Take the data that follows and retype it word for word.
─── Record extracts
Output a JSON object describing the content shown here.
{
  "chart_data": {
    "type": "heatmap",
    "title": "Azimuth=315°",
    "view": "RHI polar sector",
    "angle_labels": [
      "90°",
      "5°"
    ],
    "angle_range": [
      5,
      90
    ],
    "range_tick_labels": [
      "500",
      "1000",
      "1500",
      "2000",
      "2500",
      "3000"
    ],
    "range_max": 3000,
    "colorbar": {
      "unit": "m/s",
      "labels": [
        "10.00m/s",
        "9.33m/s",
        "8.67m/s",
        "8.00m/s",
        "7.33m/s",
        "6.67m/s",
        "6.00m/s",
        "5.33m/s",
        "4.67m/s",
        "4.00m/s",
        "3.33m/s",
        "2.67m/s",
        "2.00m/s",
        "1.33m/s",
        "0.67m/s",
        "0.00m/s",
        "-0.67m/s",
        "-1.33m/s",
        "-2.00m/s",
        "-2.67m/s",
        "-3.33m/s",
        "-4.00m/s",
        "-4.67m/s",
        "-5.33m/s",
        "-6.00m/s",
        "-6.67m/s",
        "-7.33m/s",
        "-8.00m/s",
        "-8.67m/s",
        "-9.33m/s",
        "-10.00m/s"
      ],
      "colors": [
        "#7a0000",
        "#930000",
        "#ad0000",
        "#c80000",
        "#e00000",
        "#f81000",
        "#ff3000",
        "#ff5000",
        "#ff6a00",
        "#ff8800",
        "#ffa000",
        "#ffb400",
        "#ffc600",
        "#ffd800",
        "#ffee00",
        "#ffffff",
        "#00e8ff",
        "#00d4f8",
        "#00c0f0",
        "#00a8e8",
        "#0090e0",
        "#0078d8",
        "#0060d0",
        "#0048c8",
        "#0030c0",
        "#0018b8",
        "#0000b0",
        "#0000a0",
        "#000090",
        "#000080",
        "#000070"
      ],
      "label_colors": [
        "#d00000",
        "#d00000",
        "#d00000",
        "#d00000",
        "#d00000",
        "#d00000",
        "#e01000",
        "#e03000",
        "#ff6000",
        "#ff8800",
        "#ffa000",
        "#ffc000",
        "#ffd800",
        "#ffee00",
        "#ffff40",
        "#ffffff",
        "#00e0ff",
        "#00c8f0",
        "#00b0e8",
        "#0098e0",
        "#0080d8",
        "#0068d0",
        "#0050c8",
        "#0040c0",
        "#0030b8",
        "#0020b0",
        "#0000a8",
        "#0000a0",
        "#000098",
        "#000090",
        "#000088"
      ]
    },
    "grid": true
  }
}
──────
> **The answer**:
Output a JSON object describing the content shown here.
{
  "chart_data": {
    "type": "heatmap",
    "title": "Azimuth=315°",
    "view": "RHI polar sector",
    "angle_labels": [
      "90°",
      "5°"
    ],
    "angle_range": [
      5,
      90
    ],
    "range_tick_labels": [
      "500",
      "1000",
      "1500",
      "2000",
      "2500",
      "3000"
    ],
    "range_max": 3000,
    "colorbar": {
      "unit": "m/s",
      "labels": [
        "10.00m/s",
        "9.33m/s",
        "8.67m/s",
        "8.00m/s",
        "7.33m/s",
        "6.67m/s",
        "6.00m/s",
        "5.33m/s",
        "4.67m/s",
        "4.00m/s",
        "3.33m/s",
        "2.67m/s",
        "2.00m/s",
        "1.33m/s",
        "0.67m/s",
        "0.00m/s",
        "-0.67m/s",
        "-1.33m/s",
        "-2.00m/s",
        "-2.67m/s",
        "-3.33m/s",
        "-4.00m/s",
        "-4.67m/s",
        "-5.33m/s",
        "-6.00m/s",
        "-6.67m/s",
        "-7.33m/s",
        "-8.00m/s",
        "-8.67m/s",
        "-9.33m/s",
        "-10.00m/s"
      ],
      "colors": [
        "#7a0000",
        "#930000",
        "#ad0000",
        "#c80000",
        "#e00000",
        "#f81000",
        "#ff3000",
        "#ff5000",
        "#ff6a00",
        "#ff8800",
        "#ffa000",
        "#ffb400",
        "#ffc600",
        "#ffd800",
        "#ffee00",
        "#ffffff",
        "#00e8ff",
        "#00d4f8",
        "#00c0f0",
        "#00a8e8",
        "#0090e0",
        "#0078d8",
        "#0060d0",
        "#0048c8",
        "#0030c0",
        "#0018b8",
        "#0000b0",
        "#0000a0",
        "#000090",
        "#000080",
        "#000070"
      ],
      "label_colors": [
        "#d00000",
        "#d00000",
        "#d00000",
        "#d00000",
        "#d00000",
        "#d00000",
        "#e01000",
        "#e03000",
        "#ff6000",
        "#ff8800",
        "#ffa000",
        "#ffc000",
        "#ffd800",
        "#ffee00",
        "#ffff40",
        "#ffffff",
        "#00e0ff",
        "#00c8f0",
        "#00b0e8",
        "#0098e0",
        "#0080d8",
        "#0068d0",
        "#0050c8",
        "#0040c0",
        "#0030b8",
        "#0020b0",
        "#0000a8",
        "#0000a0",
        "#000098",
        "#000090",
        "#000088"
      ]
    },
    "grid": true
  }
}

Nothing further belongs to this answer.